-- The task --
Using the records below, locate all lines containing "JSON" and return them.

** Start Raw data **

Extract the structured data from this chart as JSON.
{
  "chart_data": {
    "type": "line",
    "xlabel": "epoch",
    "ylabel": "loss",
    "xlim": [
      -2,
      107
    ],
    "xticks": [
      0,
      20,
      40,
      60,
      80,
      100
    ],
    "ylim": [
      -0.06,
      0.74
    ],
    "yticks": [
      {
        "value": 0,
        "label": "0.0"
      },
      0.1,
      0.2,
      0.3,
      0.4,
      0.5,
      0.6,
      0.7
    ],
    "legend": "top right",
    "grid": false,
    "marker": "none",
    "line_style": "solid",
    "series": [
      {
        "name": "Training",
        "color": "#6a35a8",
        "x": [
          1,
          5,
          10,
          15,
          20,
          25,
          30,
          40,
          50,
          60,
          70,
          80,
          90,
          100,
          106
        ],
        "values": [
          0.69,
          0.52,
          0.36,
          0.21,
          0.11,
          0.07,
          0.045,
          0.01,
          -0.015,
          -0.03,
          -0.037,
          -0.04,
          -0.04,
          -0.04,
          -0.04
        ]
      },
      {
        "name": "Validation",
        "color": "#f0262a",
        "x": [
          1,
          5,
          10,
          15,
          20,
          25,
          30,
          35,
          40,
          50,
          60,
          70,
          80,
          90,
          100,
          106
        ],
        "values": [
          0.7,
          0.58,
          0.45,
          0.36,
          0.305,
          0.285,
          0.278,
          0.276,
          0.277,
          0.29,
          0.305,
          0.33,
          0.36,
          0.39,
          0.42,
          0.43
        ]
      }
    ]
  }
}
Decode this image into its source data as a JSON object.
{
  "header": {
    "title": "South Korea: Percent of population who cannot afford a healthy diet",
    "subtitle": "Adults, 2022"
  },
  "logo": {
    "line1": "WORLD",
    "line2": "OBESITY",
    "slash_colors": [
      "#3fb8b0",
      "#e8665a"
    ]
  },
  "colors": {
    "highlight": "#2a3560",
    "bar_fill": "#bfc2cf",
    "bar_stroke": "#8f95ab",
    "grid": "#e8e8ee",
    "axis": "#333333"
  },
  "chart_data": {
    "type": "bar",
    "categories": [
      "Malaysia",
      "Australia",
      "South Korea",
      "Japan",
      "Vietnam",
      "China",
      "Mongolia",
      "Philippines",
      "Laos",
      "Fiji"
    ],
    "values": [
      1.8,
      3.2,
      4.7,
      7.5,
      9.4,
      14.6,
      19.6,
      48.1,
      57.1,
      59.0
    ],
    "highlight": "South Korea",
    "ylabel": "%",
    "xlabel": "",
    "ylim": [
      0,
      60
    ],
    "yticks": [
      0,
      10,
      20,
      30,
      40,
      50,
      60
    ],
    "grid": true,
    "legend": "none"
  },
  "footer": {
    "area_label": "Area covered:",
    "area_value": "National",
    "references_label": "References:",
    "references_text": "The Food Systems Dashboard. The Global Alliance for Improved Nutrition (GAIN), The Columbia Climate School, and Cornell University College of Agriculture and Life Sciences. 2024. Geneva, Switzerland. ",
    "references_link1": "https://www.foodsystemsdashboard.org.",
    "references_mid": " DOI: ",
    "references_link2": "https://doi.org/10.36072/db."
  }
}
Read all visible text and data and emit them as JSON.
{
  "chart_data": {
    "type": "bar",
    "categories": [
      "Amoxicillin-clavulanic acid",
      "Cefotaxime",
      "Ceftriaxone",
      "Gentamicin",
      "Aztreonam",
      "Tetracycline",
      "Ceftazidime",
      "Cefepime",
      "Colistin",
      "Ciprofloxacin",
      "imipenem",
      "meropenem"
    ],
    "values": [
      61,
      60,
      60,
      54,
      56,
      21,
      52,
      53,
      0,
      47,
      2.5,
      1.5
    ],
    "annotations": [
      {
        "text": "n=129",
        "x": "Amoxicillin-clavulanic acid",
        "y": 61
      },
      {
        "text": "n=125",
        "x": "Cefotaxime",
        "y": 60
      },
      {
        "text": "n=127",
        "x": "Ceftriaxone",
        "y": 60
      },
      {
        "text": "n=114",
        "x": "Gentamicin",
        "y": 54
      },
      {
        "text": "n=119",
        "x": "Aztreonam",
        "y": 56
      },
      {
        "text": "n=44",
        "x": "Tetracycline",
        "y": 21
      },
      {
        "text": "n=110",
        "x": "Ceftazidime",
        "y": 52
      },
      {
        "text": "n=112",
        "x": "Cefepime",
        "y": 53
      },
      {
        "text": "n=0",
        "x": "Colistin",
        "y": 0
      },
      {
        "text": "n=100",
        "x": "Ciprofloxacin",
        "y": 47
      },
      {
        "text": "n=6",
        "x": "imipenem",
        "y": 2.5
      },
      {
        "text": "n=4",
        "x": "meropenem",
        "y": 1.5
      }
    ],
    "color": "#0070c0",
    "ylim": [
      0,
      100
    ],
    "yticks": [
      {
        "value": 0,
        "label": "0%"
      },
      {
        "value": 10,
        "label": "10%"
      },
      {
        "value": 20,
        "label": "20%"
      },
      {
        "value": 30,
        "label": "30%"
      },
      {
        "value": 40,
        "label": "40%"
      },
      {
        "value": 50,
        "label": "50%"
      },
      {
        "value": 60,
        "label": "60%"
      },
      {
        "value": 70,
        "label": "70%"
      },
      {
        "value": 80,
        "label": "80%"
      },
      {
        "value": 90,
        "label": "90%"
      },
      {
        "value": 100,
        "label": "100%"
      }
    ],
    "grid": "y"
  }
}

** End Raw data **

-- Expected answer --
Extract the structured data from this chart as JSON.
Decode this image into its source data as a JSON object.
Read all visible text and data and emit them as JSON.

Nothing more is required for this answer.